記事のうち「今泉 「ワールドギャラリー」」から始まって「なってきてますが……苦笑)。」まで続く部分を、「ゼミウォーク」を「散策会」に置き換えて書き直してください。

▸ 表示された文章:
╔══

現在、アップルがワールドワイドで展開しているiPhone 6の広告キャンペーン"Shot on iPhone 6"。Webサイトでは、iPhone 6のカメラで撮影された写真を紹介する「ワールドギャラリー」が公開されている。作品、フォトグラファーとともに、使用したアプリやアクセサリ、撮り方のヒントが紹介されているが、このWebサイトとは別に、アップルは新聞広告や雑誌広告も打っており、こちらでもiPhone 6で撮られた作品が採用されている。マイナビニュースでは、その企画で紹介されたフォトグラファー・今泉純さん(instagramアカウント:@ima_juにお話を伺うことができた。

「ワールドギャラリー」で採用された今泉さんの作品。隅田川にかかる言問橋で撮影したとのことだ

ーーまずは、「ワールドギャラリー」で採用された作品についての背景を訊いてみた。どのような場所で撮影が行われたのだろう。

今泉 「ワールドギャラリー」で採用された橋に光が射し込んでいる写真は隅田川にかかる言問橋で撮影しました。大学でお世話になった先生が三カ月に一回くらいの頻度で東京再発見をテーマにしたゼミウォークを開いているのですが、この時は浜離宮からスタートし、ここから上船して浅草までの海上ツアーの後、徒歩で言問橋を渡ってスカイツリーへ向かうという企画でして、その道中のものです。当日、日中はどしゃ降りだったのですが、15時近くになって太陽が出はじめました。その日のNHK7時のニュースでも取り上げられたのですが、スカイツリーから初めて赤富士が見えた日でして、ちょうど見え始める1時間前ぐらいに言問橋を渡っていた時でした。渡りきったあたり、首都高速の向島線の真下だと思いますが、そこにあの矢のような光が射し込んできたんです。激しい雨の後のモヤモヤっとした外気が充満している風景の中、太陽光がめいいっぱい拡散・乱反射していたので、すぐさまシャッターを切った次第です。東京湾・隅田川を船で移動している間も霞がかったような状態で、(海上まで含めての)都市風景としてはそうそう出会えることもない幻想的な光景が広がっていたのを覚えています。まさに、あの日、あの時間、あの場所でしか撮れなかったでしょうね。ただ、私はこの日、スカイツリーの麓でゼミウォークを離脱したのですが、頂上展望台からの赤富士の幻想的な風景を撮り逃したことだけは、今でもずっと後悔しています(悲)。最近は、バタバタが続いていて、思考的にも、体力的にも、活動の軸がほぼInstagram(以下IG略)オンリーになってきていますが、これに限らず、昔から日常の視界・風景にはアンテナを張るよう心がけています(徐々に過去形になってきてますが……苦笑)。

╚══

▸ 与えられたデータ:
╔══

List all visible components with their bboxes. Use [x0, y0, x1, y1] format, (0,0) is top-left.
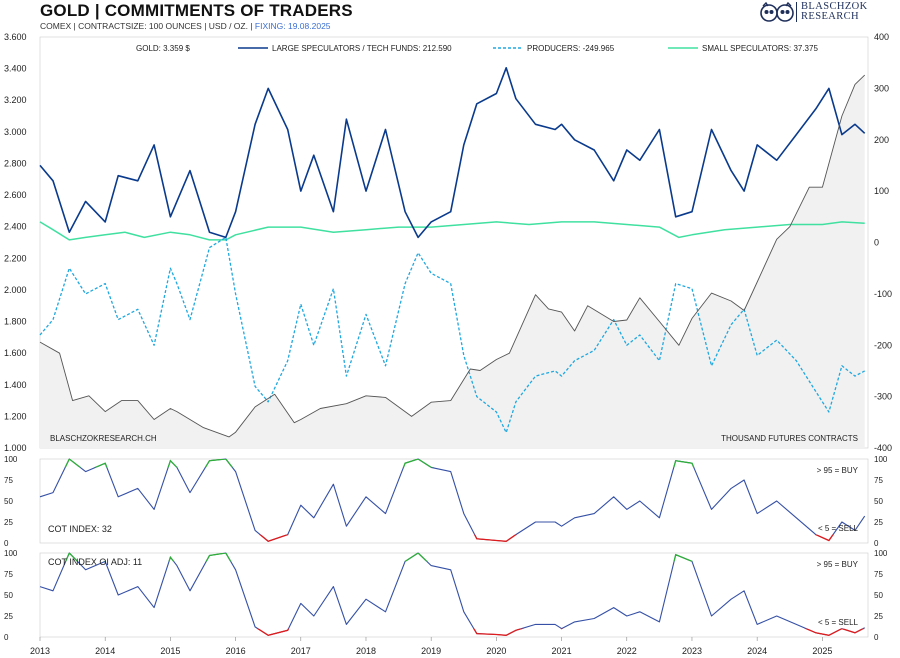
y-right-tick-label: -400 [874, 443, 892, 453]
right-axis-label: THOUSAND FUTURES CONTRACTS [721, 434, 858, 443]
watermark-text: BLASCHZOKRESEARCH.CH [50, 434, 157, 443]
x-tick-label: 2014 [95, 646, 115, 656]
x-tick-label: 2023 [682, 646, 702, 656]
x-tick-label: 2016 [226, 646, 246, 656]
cot-index-oi-adj-y-left-tick: 50 [4, 591, 13, 600]
y-right-tick-label: 400 [874, 32, 889, 42]
y-right-tick-label: 100 [874, 186, 889, 196]
x-tick-label: 2022 [617, 646, 637, 656]
legend-label: GOLD: 3.359 $ [136, 44, 190, 53]
cot-index-oi-adj-title: COT INDEX OI ADJ: 11 [48, 557, 142, 567]
y-left-tick-label: 3.000 [4, 127, 27, 137]
cot-index-oi-adj-y-right-tick: 0 [874, 633, 879, 642]
cot-index-sell-label: < 5 = SELL [818, 524, 859, 533]
y-left-tick-label: 2.000 [4, 285, 27, 295]
y-right-tick-label: -300 [874, 392, 892, 402]
y-left-tick-label: 1.400 [4, 380, 27, 390]
cot-index-oi-adj-sell-label: < 5 = SELL [818, 618, 859, 627]
logo-line-2: RESEARCH [801, 11, 860, 22]
legend-label: PRODUCERS: -249.965 [527, 44, 615, 53]
gold-price-area [40, 75, 865, 448]
cot-index-oi-adj-y-left-tick: 100 [4, 549, 18, 558]
cot-index-y-left-tick: 0 [4, 539, 9, 548]
cot-index-oi-adj-y-left-tick: 75 [4, 570, 13, 579]
cot-index-y-right-tick: 50 [874, 497, 883, 506]
y-left-tick-label: 2.200 [4, 253, 27, 263]
cot-index-buy-label: > 95 = BUY [817, 466, 859, 475]
y-right-tick-label: -100 [874, 289, 892, 299]
cot-index-oi-adj-y-left-tick: 0 [4, 633, 9, 642]
large-speculators-line [39, 67, 866, 239]
logo-divider [796, 2, 797, 22]
logo-text: BLASCHZOK RESEARCH [801, 1, 868, 22]
subtitle-text: COMEX | CONTRACTSIZE: 100 OUNCES | USD /… [40, 21, 253, 31]
cot-index-oi-adj-y-right-tick: 75 [874, 570, 883, 579]
cot-index-y-right-tick: 100 [874, 455, 888, 464]
gold-price-line [39, 74, 866, 438]
y-left-tick-label: 2.800 [4, 158, 27, 168]
y-right-tick-label: 300 [874, 83, 889, 93]
cot-index-y-left-tick: 100 [4, 455, 18, 464]
y-right-tick-label: -200 [874, 340, 892, 350]
y-left-tick-label: 3.200 [4, 95, 27, 105]
cot-index-y-left-tick: 75 [4, 476, 13, 485]
legend-label: SMALL SPECULATORS: 37.375 [702, 44, 818, 53]
x-tick-label: 2017 [291, 646, 311, 656]
y-left-tick-label: 1.800 [4, 317, 27, 327]
y-left-tick-label: 1.000 [4, 443, 27, 453]
cot-index-oi-adj-index-line [39, 552, 865, 636]
cot-index-oi-adj-plot-area [39, 552, 869, 638]
cot-index-oi-adj-y-right-tick: 25 [874, 612, 883, 621]
cot-index-plot-area [39, 458, 869, 544]
x-tick-label: 2025 [812, 646, 832, 656]
cot-index-oi-adj-y-right-tick: 100 [874, 549, 888, 558]
brand-logo: BLASCHZOK RESEARCH [760, 0, 868, 24]
twin-owl-logo-icon [760, 1, 794, 22]
x-tick-label: 2024 [747, 646, 767, 656]
x-tick-label: 2018 [356, 646, 376, 656]
x-tick-label: 2019 [421, 646, 441, 656]
cot-index-buy-zone-line [64, 459, 695, 468]
legend-label: LARGE SPECULATORS / TECH FUNDS: 212.590 [272, 44, 452, 53]
cot-index-y-left-tick: 50 [4, 497, 13, 506]
cot-index-oi-adj-buy-label: > 95 = BUY [817, 560, 859, 569]
page-subtitle: COMEX | CONTRACTSIZE: 100 OUNCES | USD /… [40, 21, 331, 31]
logo-line-1: BLASCHZOK [801, 1, 868, 12]
x-tick-label: 2020 [486, 646, 506, 656]
small-speculators-line [39, 221, 865, 241]
page-title: GOLD | COMMITMENTS OF TRADERS [40, 1, 353, 20]
y-right-tick-label: 0 [874, 238, 879, 248]
fixing-date: FIXING: 19.08.2025 [254, 21, 331, 31]
cot-index-y-left-tick: 25 [4, 518, 13, 527]
x-tick-label: 2015 [160, 646, 180, 656]
cot-index-oi-adj-y-right-tick: 50 [874, 591, 883, 600]
x-tick-label: 2013 [30, 646, 50, 656]
cot-index-y-right-tick: 25 [874, 518, 883, 527]
y-left-tick-label: 3.600 [4, 32, 27, 42]
y-right-tick-label: 200 [874, 135, 889, 145]
cot-index-oi-adj-y-left-tick: 25 [4, 612, 13, 621]
y-left-tick-label: 2.600 [4, 190, 27, 200]
cot-index-title: COT INDEX: 32 [48, 524, 112, 534]
y-left-tick-label: 2.400 [4, 222, 27, 232]
cot-index-y-right-tick: 75 [874, 476, 883, 485]
y-left-tick-label: 1.600 [4, 348, 27, 358]
x-tick-label: 2021 [552, 646, 572, 656]
y-left-tick-label: 1.200 [4, 411, 27, 421]
y-left-tick-label: 3.400 [4, 64, 27, 74]
producers-line [39, 236, 866, 434]
cot-index-y-right-tick: 0 [874, 539, 879, 548]
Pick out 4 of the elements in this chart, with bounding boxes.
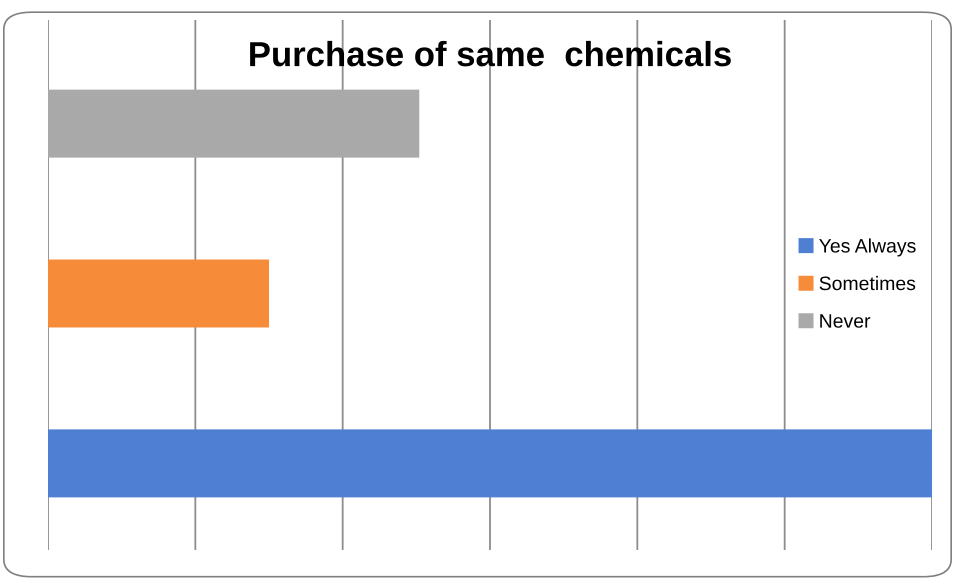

╚══

▸ 書いた答え:
今泉 「ワールドギャラリー」で採用された橋に光が射し込んでいる写真は隅田川にかかる言問橋で撮影しました。大学でお世話になった先生が三カ月に一回くらいの頻度で東京再発見をテーマにした散策会を開いているのですが、この時は浜離宮からスタートし、ここから上船して浅草までの海上ツアーの後、徒歩で言問橋を渡ってスカイツリーへ向かうという企画でして、その道中のものです。当日、日中はどしゃ降りだったのですが、15時近くになって太陽が出はじめました。その日のNHK7時のニュースでも取り上げられたのですが、スカイツリーから初めて赤富士が見えた日でして、ちょうど見え始める1時間前ぐらいに言問橋を渡っていた時でした。渡りきったあたり、首都高速の向島線の真下だと思いますが、そこにあの矢のような光が射し込んできたんです。激しい雨の後のモヤモヤっとした外気が充満している風景の中、太陽光がめいいっぱい拡散・乱反射していたので、すぐさまシャッターを切った次第です。東京湾・隅田川を船で移動している間も霞がかったような状態で、(海上まで含めての)都市風景としてはそうそう出会えることもない幻想的な光景が広がっていたのを覚えています。まさに、あの日、あの時間、あの場所でしか撮れなかったでしょうね。ただ、私はこの日、スカイツリーの麓で散策会を離脱したのですが、頂上展望台からの赤富士の幻想的な風景を撮り逃したことだけは、今でもずっと後悔しています(悲)。最近は、バタバタが続いていて、思考的にも、体力的にも、活動の軸がほぼInstagram(以下IG略)オンリーになってきていますが、これに限らず、昔から日常の視界・風景にはアンテナを張るよう心がけています(徐々に過去形になってきてますが……苦笑)。